◆ **TASK OBJECTIVE**:
Collect every line that includes the string "provided".
--- START OF STORED RECORDS ---
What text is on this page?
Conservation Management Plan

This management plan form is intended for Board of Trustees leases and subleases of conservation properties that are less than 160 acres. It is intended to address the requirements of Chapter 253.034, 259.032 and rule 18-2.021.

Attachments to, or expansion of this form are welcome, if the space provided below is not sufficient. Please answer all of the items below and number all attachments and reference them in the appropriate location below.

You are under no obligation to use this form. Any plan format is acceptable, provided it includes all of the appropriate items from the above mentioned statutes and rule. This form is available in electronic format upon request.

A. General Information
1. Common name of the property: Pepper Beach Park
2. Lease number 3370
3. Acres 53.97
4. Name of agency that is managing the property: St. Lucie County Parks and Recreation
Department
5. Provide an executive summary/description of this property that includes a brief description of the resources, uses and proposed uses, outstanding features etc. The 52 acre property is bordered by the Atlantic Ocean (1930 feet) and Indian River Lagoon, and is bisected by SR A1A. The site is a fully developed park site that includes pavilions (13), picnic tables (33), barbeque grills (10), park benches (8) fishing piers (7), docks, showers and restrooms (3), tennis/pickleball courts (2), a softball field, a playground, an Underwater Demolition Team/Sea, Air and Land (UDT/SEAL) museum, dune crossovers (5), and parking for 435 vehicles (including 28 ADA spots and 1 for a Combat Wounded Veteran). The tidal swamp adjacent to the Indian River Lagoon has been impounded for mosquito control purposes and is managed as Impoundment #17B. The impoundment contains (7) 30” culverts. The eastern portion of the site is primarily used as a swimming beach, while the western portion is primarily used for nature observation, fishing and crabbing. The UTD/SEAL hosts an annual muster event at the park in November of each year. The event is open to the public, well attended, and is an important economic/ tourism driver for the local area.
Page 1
--- END OF STORED RECORDS ---
◆ **TASK RESULT**:
Attachments to, or expansion of this form are welcome, if the space provided below is not sufficient. Please answer all of the items below and number all attachments and reference them in the appropriate location below.
You are under no obligation to use this form. Any plan format is acceptable, provided it includes all of the appropriate items from the above mentioned statutes and rule. This form is available in electronic format upon request.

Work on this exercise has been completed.